··· Task data

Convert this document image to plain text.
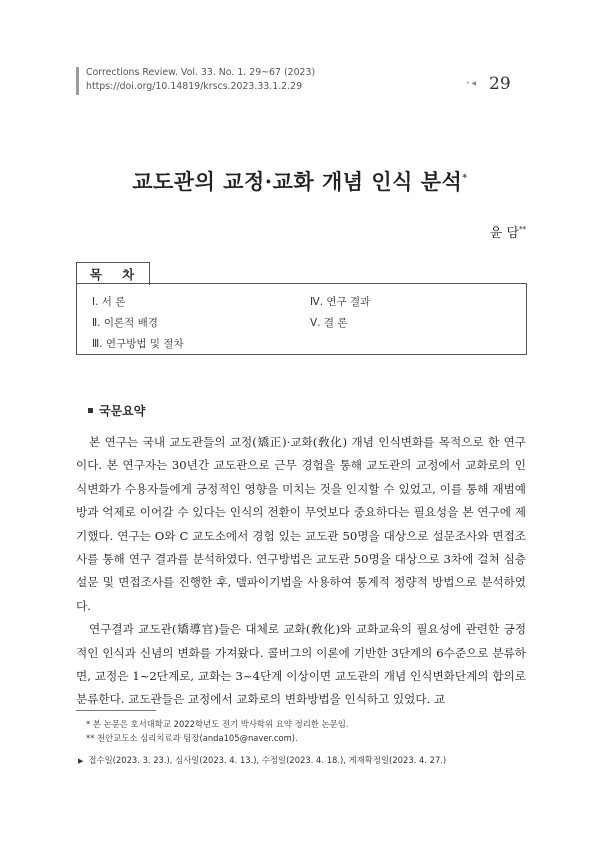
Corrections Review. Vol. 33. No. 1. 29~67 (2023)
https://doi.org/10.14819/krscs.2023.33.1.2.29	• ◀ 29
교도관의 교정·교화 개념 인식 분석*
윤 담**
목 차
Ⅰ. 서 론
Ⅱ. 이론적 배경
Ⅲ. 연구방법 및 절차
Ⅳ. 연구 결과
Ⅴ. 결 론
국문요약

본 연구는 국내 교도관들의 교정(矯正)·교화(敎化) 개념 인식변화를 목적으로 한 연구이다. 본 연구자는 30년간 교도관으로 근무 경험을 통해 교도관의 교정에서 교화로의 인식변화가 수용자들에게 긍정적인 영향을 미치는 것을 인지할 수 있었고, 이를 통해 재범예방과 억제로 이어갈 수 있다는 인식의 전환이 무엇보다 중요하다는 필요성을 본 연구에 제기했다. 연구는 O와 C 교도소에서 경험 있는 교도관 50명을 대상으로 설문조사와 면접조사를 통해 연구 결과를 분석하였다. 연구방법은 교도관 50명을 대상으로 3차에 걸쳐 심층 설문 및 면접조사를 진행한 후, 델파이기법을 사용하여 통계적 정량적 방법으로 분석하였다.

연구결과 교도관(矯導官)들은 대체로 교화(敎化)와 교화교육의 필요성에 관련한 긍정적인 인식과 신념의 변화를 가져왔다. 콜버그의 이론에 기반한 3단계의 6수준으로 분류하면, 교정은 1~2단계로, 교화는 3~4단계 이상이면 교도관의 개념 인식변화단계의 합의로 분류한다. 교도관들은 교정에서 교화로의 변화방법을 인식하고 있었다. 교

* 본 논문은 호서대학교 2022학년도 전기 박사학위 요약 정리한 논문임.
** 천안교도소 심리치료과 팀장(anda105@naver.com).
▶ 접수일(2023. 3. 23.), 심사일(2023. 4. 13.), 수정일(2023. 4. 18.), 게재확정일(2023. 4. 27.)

······

• What you need to do
Say how many lines in the records hold "교도관의", with the number as the whole reply.

• Final answer
3